**本文**
'''
本発明は、ウェーハ表面に生じうる特定欠陥の検出方法、検出システムおよび検出プログラムに関する。
半導体デバイスの製造工程において歩留まりや信頼性を向上させるために、半導体デバイスの基板となるウェーハの表面の欠陥検査技術が極めて重要になりつつある。ウェーハ表面に存在する種々の欠陥を検出する表面検査装置として、ウェーハ表面を光学的手法により測定し、ウェーハ表面上の欠陥の位置に対応した輝点として、欠陥を検出する装置が知られている。
このような表面検査装置の一例として、レーザー散乱の原理を用いた表面検査装置が知られている。このレーザー散乱型表面検査装置は、レーザーをウェーハ表面に対して照射する。照射位置に欠陥があれば、ウェーハ表面から散乱光が生じるため、これを受光素子や光電子増倍管などの光検出器で検出し、光電変換素子で電気信号に変換して欠陥を輝点として検出する。ウェーハをステージに載置して、ウェーハを回転させながらウェーハの半径方向に移動させることにより、ウェーハ表面全体をレーザーで走査する。ステージにはエンコーダを取り付けているため、検出した輝点とそのウェーハ面内位置とを対応させることができ、輝点の面内位置情報として「輝点マップ」を作成することができる。
'''
**作業指示**
本文によると、レーザー散乱型表面検査装置では、ステージにエンコーダを取り付けていることで何を作成できますか。

**項目の抜粋**
'''
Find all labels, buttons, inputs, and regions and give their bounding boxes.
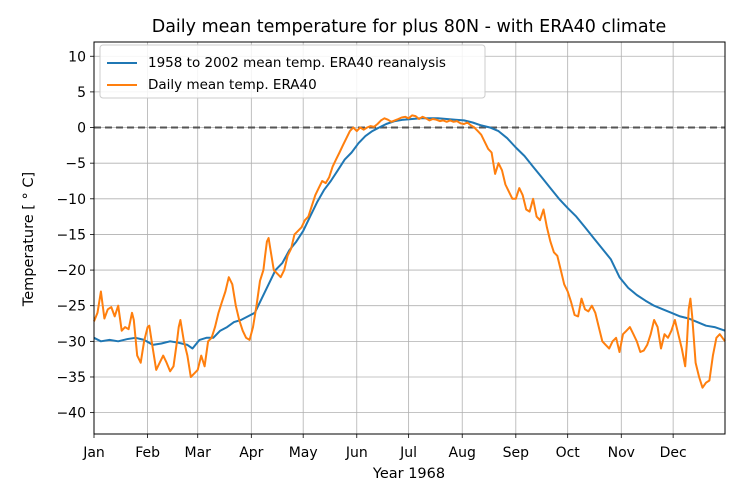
y-axis-ticks: 10 5 0 −5 −10 −15 −20 −25 −30 −35 −40 — [56, 49, 94, 422]
x-axis-label: Year 1968 — [372, 466, 445, 482]
series-line-mean-climate — [93, 117, 726, 350]
y-tick-label: −10 — [56, 192, 86, 208]
x-tick-label: May — [289, 445, 318, 461]
y-tick-label: −5 — [65, 156, 86, 172]
x-tick-label: Jun — [345, 445, 368, 461]
x-tick-label: Jul — [399, 445, 417, 461]
x-tick-label: Oct — [556, 445, 581, 461]
x-tick-label: Mar — [185, 445, 212, 461]
legend-label-mean: 1958 to 2002 mean temp. ERA40 reanalysis — [148, 55, 446, 71]
y-tick-label: −25 — [56, 299, 86, 315]
y-tick-label: −40 — [56, 406, 86, 422]
x-tick-label: Nov — [608, 445, 635, 461]
y-tick-label: 0 — [77, 121, 86, 137]
y-tick-label: −30 — [56, 334, 86, 350]
series-line-daily-mean — [93, 114, 726, 389]
y-tick-label: −35 — [56, 370, 86, 386]
legend-box — [99, 44, 486, 99]
x-tick-label: Dec — [660, 445, 687, 461]
y-tick-label: −15 — [56, 227, 86, 243]
x-tick-label: Sep — [503, 445, 530, 461]
x-tick-label: Aug — [449, 445, 476, 461]
y-tick-label: 5 — [77, 85, 86, 101]
grid-lines — [93, 42, 725, 434]
y-tick-label: −20 — [56, 263, 86, 279]
chart-title: Daily mean temperature for plus 80N - wi… — [152, 17, 667, 37]
x-tick-label: Feb — [135, 445, 160, 461]
x-axis-ticks: Jan Feb Mar Apr May Jun Jul Aug Sep Oct Nov Dec — [82, 434, 687, 461]
plot-frame — [93, 41, 726, 435]
legend-label-daily: Daily mean temp. ERA40 — [148, 77, 317, 93]
series-lines — [93, 114, 726, 389]
y-axis-label: Temperature [ ° C] — [21, 172, 37, 307]
y-tick-label: 10 — [68, 49, 86, 65]
legend: 1958 to 2002 mean temp. ERA40 reanalysis… — [99, 44, 486, 99]
x-tick-label: Jan — [82, 445, 105, 461]
x-tick-label: Apr — [239, 445, 263, 461]
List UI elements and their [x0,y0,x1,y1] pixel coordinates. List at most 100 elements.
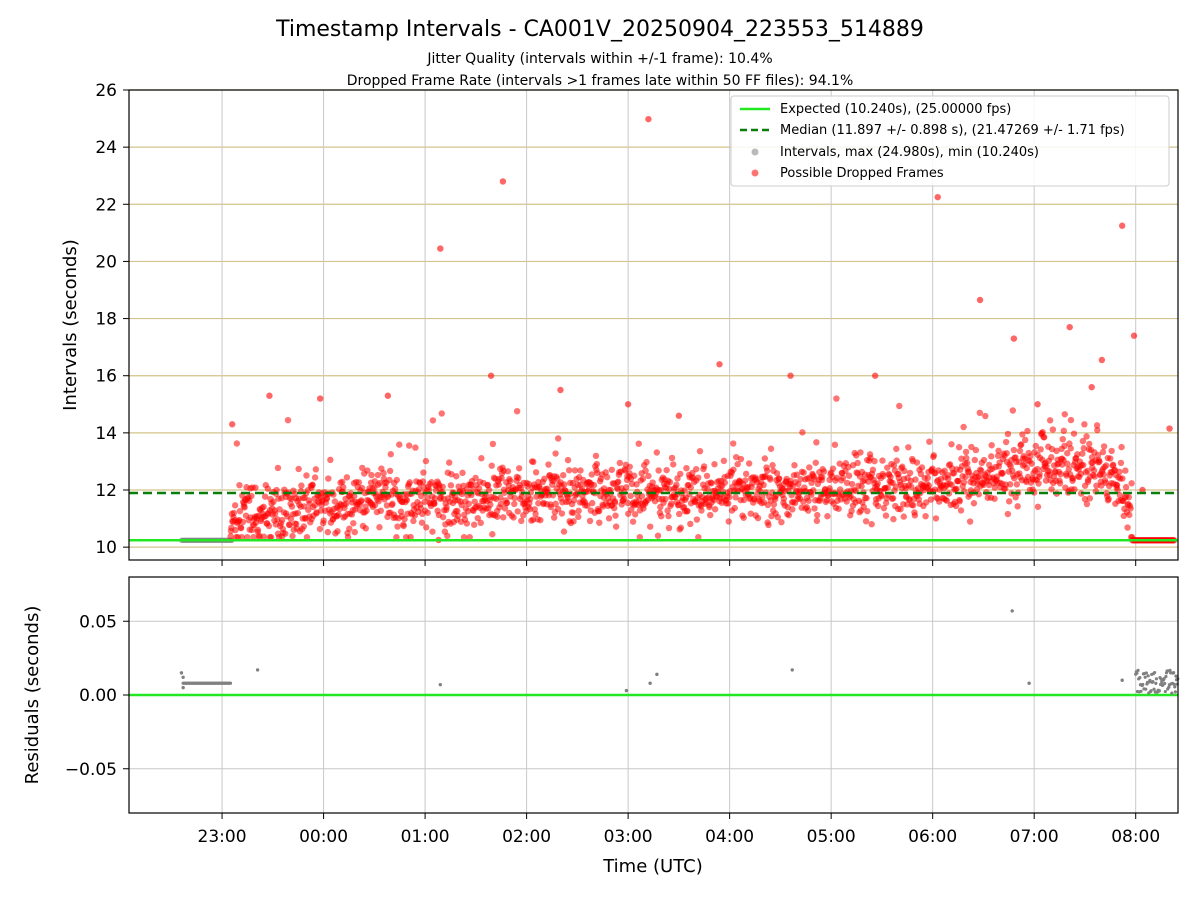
dropped-frame-point [1057,470,1064,478]
dropped-frame-point [554,435,562,442]
dropped-frame-point [327,456,334,464]
dropped-frame-outlier [675,412,683,419]
dropped-frame-point [797,475,804,483]
dropped-frame-point [376,479,383,487]
dropped-frame-point [826,485,833,492]
dropped-frame-point [871,457,878,465]
dropped-frame-point [646,523,654,530]
dropped-frame-point [552,500,559,508]
dropped-frame-point [1048,486,1055,493]
dropped-frame-point [963,454,970,462]
dropped-frame-point [698,507,705,514]
dropped-frame-outlier [1010,335,1018,342]
dropped-frame-point [695,474,702,481]
dropped-frame-point [725,500,732,507]
dropped-frame-point [489,440,497,448]
dropped-frame-point [300,523,308,530]
dropped-frame-point [489,531,496,538]
dropped-frame-point [642,467,649,474]
dropped-frame-point [976,409,984,417]
dropped-frame-point [665,524,673,532]
dropped-frame-point [868,521,875,528]
dropped-frame-point [889,495,897,502]
dropped-frame-point [884,464,891,471]
dropped-frame-point [311,474,319,481]
dropped-frame-point [1049,426,1057,433]
residual-point [648,681,652,685]
dropped-frame-outlier [716,361,723,368]
dropped-frame-point [596,519,603,526]
dropped-frame-point [1006,481,1014,488]
dropped-frame-point [391,485,399,493]
dropped-frame-point [799,429,806,436]
dropped-frame-point [376,524,383,531]
dropped-frame-point [423,524,430,531]
dropped-frame-point [700,463,708,470]
dropped-frame-point [340,483,347,491]
dropped-frame-point [231,502,239,509]
dropped-frame-point [769,462,776,469]
dropped-frame-point [666,486,673,493]
dropped-frame-point [612,512,619,519]
residual-point [1010,609,1014,613]
dropped-frame-point [948,441,955,448]
dropped-frame-outlier [229,421,236,428]
dropped-frame-point [848,507,855,515]
dropped-frame-outlier [557,386,564,394]
dropped-frame-point [577,467,584,474]
dropped-frame-point [1081,495,1089,503]
dropped-frame-point [504,468,512,475]
dropped-frame-point [298,482,305,489]
dropped-frame-point [669,461,677,468]
dropped-frame-point [636,533,643,541]
dropped-frame-point [725,518,732,525]
dropped-frame-point [824,513,831,520]
dropped-frame-point [1126,511,1133,519]
x-tick-label: 06:00 [908,827,957,847]
bottom-y-ticks: −0.05 0.00 0.05 [65,612,129,780]
dropped-frame-point [941,467,948,474]
dropped-frame-point [759,493,766,501]
dropped-frame-point [611,504,618,512]
dropped-frame-point [810,487,817,494]
dropped-frame-point [406,479,414,486]
dropped-frame-point [805,507,812,514]
dropped-frame-point [931,486,939,493]
dropped-frame-point [703,472,711,480]
dropped-frame-point [1127,505,1134,512]
legend-label-intervals: Intervals, max (24.980s), min (10.240s) [780,145,1039,160]
residual-point [790,668,794,672]
residual-point [1144,671,1148,675]
residual-point [1154,677,1159,681]
residual-point [1172,682,1176,686]
dropped-frame-point [630,472,638,479]
dropped-frame-point [629,518,637,525]
residual-point [1173,685,1177,689]
dropped-frame-point [1056,480,1064,487]
dropped-frame-point [477,519,484,527]
dropped-frame-outlier [871,372,879,379]
dropped-frame-point [1116,491,1124,499]
dropped-frame-point [918,464,926,471]
dropped-frame-point [424,509,431,516]
dropped-frame-point [570,497,578,504]
dropped-frame-point [405,442,413,449]
dropped-frame-point [460,533,468,541]
dropped-frame-point [890,462,898,469]
dropped-frame-outlier [787,372,794,379]
dropped-frame-point [988,442,995,449]
dropped-frame-point [485,486,493,494]
dropped-frame-point [233,440,241,447]
dropped-frame-point [358,484,366,492]
dropped-frame-point [334,528,341,535]
dropped-frame-point [1125,494,1133,501]
dropped-frame-point [616,459,624,467]
dropped-frame-point [422,457,430,465]
residual-point [1148,678,1152,682]
dropped-frame-point [991,484,999,491]
x-tick-label: 07:00 [1010,827,1059,847]
dropped-frame-point [960,423,967,431]
dropped-frame-point [1071,486,1078,493]
dropped-frame-point [811,505,818,512]
top-plot-frame [128,89,1179,561]
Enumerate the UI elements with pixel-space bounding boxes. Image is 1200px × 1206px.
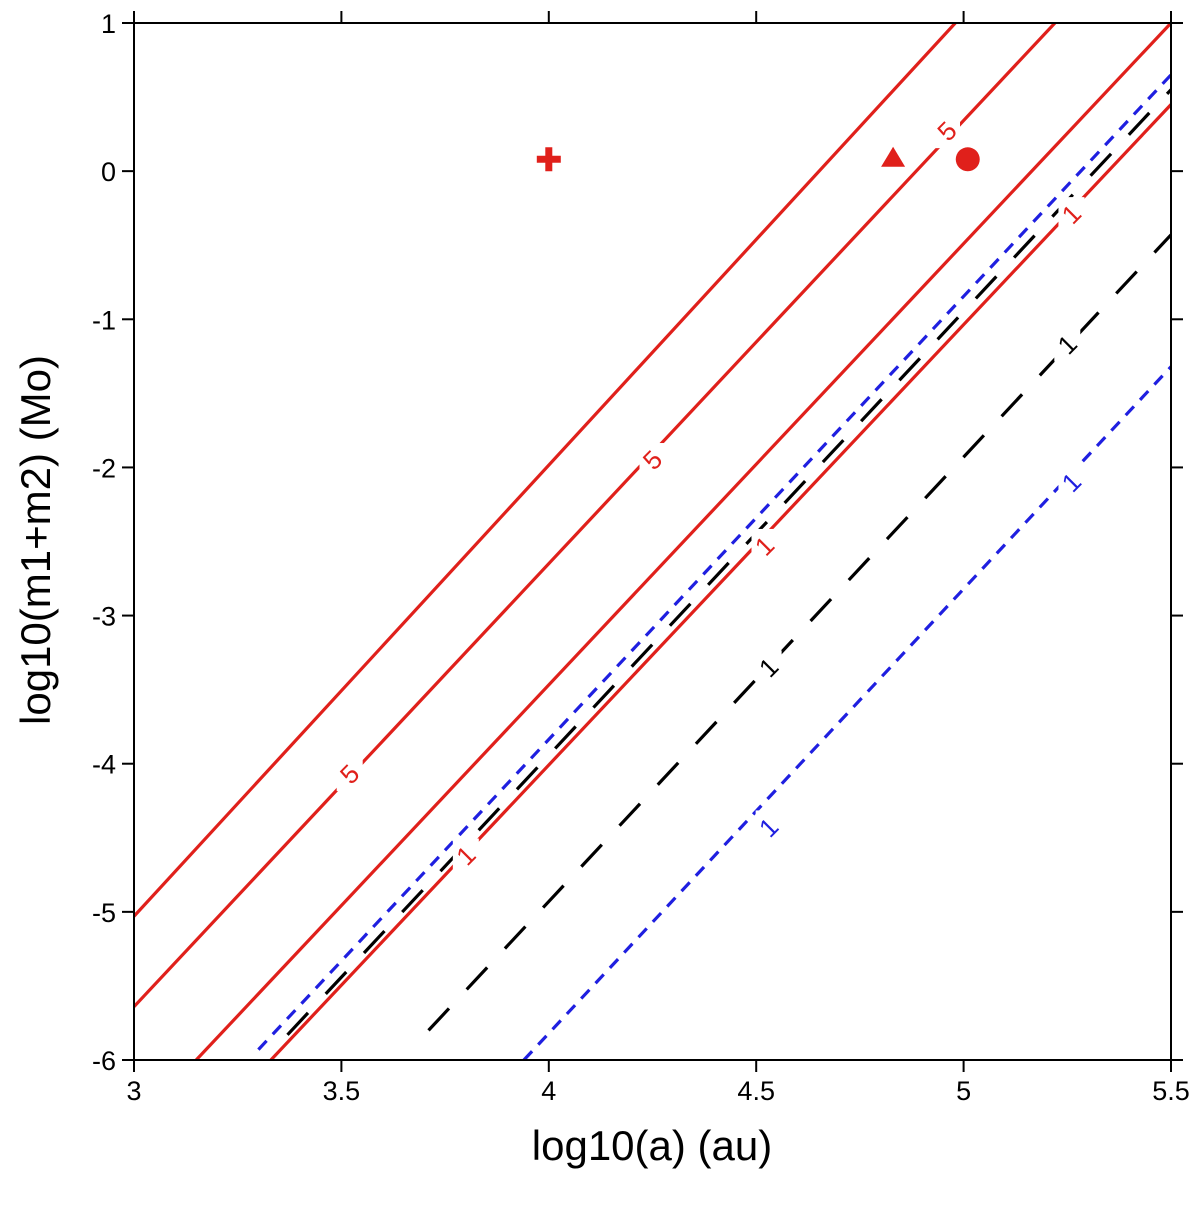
red-solid-3-line (195, 23, 1171, 1060)
y-tick-label: -5 (92, 898, 116, 928)
marker-layer (536, 146, 980, 172)
cross-marker (536, 147, 561, 172)
contour-label-4-bg (1058, 465, 1085, 500)
x-tick-label: 5.5 (1152, 1076, 1190, 1106)
y-tick-label: -4 (92, 750, 116, 780)
plot-frame (133, 22, 1172, 1061)
black-long-dash-upper-line (286, 88, 1171, 1036)
x-tick-label: 4 (541, 1076, 556, 1106)
contour-label-5-bg (751, 528, 778, 563)
x-axis-title: log10(a) (au) (532, 1122, 772, 1169)
y-tick-label: -3 (92, 602, 116, 632)
red-solid-3-label-bg (639, 443, 666, 478)
red-solid-2-line (134, 23, 1057, 1008)
blue-short-dash-lower-line (522, 365, 1171, 1060)
blue-short-dash-lower-label-bg (755, 810, 782, 845)
y-tick-label: 1 (101, 9, 116, 39)
x-tick-label: 3 (126, 1076, 141, 1106)
red-solid-1-line (134, 23, 957, 918)
contour-label-1-bg (934, 114, 961, 149)
y-tick-label: 0 (101, 157, 116, 187)
contour-label-3-bg (1054, 327, 1081, 362)
series-layer (134, 23, 1171, 1060)
y-axis-title: log10(m1+m2) (Mo) (12, 355, 59, 725)
black-long-dash-lower-label-bg (755, 650, 782, 685)
red-solid-2-label-bg (336, 757, 363, 792)
x-tick-label: 5 (956, 1076, 971, 1106)
red-solid-4-label-bg (452, 838, 479, 873)
blue-short-dash-upper-line (257, 73, 1171, 1051)
x-tick-label: 3.5 (323, 1076, 361, 1106)
axes-layer: 3 3.5 4 4.5 5 5.5 -6 -5 -4 -3 -2 -1 0 1 (92, 9, 1190, 1106)
contour-label-2-bg (1058, 197, 1085, 232)
y-tick-label: -6 (92, 1046, 116, 1076)
black-long-dash-lower-line (427, 233, 1171, 1032)
circle-marker (955, 147, 980, 172)
triangle-marker (881, 146, 906, 167)
y-tick-label: -2 (92, 453, 116, 483)
y-tick-label: -1 (92, 305, 116, 335)
red-solid-4-line (269, 103, 1171, 1060)
x-tick-label: 4.5 (737, 1076, 775, 1106)
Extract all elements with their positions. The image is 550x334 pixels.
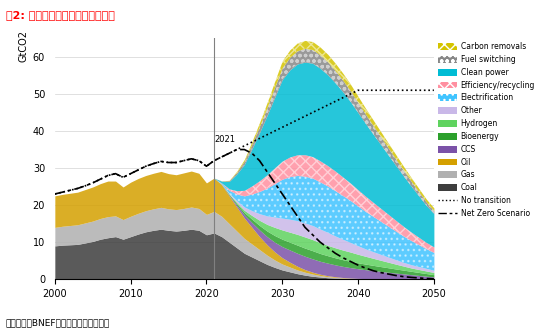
Text: 资料来源：BNEF，源达信息证券研究所: 资料来源：BNEF，源达信息证券研究所 bbox=[6, 318, 110, 327]
Legend: Carbon removals, Fuel switching, Clean power, Efficiency/recycling, Electrificat: Carbon removals, Fuel switching, Clean p… bbox=[438, 42, 535, 218]
Text: 图2: 零碳路径模型能源排放结构图: 图2: 零碳路径模型能源排放结构图 bbox=[6, 10, 114, 20]
Y-axis label: GtCO2: GtCO2 bbox=[18, 30, 28, 61]
Text: 2021: 2021 bbox=[214, 135, 235, 144]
'''
**解答結果**
輝点の面内位置情報として「輝点マップ」を作成できます。